SHORT EXERCISE
Copy every line from the material below that holds "retroactive".

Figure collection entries
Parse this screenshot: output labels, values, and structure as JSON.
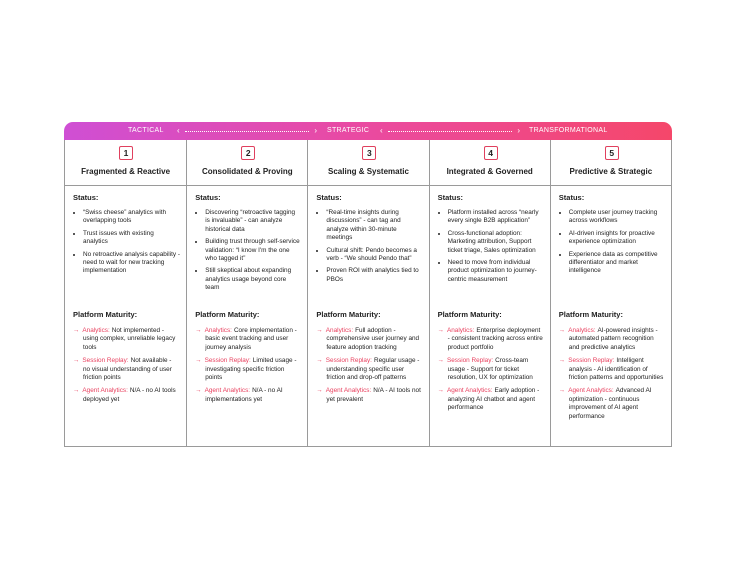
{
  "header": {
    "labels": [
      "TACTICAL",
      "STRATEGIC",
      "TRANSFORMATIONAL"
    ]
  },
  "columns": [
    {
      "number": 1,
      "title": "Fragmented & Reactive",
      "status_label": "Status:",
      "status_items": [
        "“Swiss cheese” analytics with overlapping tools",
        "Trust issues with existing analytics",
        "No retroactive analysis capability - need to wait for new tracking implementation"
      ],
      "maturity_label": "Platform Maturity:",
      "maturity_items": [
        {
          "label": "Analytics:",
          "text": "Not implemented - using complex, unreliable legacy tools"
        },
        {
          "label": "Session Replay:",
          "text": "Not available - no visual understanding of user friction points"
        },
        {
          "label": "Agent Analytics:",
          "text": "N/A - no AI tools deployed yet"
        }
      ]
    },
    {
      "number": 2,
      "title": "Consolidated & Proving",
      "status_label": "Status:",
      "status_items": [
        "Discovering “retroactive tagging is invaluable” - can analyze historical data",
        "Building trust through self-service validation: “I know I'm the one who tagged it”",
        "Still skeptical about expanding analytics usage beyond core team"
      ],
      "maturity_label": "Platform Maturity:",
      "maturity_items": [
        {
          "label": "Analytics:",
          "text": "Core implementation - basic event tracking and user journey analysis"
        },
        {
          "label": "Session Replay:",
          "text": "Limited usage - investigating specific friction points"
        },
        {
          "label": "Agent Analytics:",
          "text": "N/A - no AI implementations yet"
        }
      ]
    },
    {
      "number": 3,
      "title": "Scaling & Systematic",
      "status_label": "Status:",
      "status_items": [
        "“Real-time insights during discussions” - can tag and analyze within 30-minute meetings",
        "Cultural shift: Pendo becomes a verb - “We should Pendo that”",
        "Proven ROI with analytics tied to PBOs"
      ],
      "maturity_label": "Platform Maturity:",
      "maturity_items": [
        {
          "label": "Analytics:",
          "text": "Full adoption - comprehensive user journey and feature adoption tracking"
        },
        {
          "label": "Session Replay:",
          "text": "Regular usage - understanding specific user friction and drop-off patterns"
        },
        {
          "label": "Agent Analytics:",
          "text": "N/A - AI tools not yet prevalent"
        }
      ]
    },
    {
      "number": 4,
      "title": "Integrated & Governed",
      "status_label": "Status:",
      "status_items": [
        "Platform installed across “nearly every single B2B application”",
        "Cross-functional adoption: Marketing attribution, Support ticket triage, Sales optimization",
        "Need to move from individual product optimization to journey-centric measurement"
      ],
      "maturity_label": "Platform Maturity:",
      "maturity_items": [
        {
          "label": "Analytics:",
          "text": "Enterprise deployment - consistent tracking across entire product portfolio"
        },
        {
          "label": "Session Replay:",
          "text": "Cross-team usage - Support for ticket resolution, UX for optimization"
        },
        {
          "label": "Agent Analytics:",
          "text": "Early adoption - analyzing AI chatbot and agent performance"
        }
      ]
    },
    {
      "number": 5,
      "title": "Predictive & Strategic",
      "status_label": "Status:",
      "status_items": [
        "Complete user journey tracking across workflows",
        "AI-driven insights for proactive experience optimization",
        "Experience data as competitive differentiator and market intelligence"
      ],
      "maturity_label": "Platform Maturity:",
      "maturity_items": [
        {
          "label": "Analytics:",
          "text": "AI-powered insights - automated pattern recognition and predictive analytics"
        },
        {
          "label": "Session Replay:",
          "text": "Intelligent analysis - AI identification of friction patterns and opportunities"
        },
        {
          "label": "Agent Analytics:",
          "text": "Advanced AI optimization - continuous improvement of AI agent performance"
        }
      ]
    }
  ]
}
...
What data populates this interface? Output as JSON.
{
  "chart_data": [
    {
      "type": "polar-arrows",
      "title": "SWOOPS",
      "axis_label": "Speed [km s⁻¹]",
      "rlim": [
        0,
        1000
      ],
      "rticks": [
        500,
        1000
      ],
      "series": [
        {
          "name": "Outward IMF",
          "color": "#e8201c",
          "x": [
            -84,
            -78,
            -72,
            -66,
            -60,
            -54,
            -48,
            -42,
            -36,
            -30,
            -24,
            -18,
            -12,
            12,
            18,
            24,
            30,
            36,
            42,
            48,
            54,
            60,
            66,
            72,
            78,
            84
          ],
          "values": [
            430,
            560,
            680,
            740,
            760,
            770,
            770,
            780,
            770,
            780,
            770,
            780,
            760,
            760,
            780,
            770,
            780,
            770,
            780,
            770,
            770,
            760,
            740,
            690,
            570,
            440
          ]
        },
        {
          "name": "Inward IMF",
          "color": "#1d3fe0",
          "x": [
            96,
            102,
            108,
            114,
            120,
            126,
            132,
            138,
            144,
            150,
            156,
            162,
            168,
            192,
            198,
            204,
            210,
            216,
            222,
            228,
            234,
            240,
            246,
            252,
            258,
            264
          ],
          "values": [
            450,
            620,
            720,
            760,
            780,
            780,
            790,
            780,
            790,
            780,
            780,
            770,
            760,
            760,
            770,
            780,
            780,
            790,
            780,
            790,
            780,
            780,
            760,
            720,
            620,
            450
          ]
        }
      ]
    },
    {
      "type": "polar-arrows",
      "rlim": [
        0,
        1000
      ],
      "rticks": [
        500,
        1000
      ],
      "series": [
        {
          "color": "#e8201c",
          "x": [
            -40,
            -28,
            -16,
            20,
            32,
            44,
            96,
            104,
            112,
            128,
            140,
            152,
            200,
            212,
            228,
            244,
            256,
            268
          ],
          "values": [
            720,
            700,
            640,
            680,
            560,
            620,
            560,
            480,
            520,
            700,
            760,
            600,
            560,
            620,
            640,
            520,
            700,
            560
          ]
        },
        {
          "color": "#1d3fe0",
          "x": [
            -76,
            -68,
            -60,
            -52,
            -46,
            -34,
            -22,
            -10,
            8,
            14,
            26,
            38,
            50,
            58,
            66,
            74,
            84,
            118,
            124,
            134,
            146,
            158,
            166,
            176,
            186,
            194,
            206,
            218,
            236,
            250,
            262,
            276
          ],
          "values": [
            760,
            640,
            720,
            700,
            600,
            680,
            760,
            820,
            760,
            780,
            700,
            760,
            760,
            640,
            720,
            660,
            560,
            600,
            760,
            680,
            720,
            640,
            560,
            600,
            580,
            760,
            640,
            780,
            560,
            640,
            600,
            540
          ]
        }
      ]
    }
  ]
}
--
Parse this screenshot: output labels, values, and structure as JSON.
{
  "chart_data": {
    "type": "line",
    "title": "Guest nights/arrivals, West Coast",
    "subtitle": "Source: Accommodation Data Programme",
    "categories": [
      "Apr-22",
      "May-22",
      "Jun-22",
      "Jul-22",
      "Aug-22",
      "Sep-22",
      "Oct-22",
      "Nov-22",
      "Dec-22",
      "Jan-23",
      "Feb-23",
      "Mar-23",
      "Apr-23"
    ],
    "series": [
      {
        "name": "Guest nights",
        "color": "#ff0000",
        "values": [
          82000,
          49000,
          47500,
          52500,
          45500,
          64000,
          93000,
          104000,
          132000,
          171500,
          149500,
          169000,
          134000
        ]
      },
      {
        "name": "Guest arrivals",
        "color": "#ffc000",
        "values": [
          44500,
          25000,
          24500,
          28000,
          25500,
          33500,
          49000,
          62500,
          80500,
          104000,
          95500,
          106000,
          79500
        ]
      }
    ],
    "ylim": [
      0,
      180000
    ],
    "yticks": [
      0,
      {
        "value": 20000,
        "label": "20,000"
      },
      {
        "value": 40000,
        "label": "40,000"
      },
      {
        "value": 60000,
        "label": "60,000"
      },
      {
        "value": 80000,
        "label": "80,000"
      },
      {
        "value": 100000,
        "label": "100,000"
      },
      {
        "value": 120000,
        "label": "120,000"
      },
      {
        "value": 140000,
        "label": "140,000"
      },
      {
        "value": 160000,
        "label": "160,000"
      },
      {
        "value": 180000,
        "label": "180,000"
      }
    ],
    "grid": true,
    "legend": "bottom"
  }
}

CORRECT RESPONSE
        "No retroactive analysis capability - need to wait for new tracking implementation"
        "Discovering “retroactive tagging is invaluable” - can analyze historical data",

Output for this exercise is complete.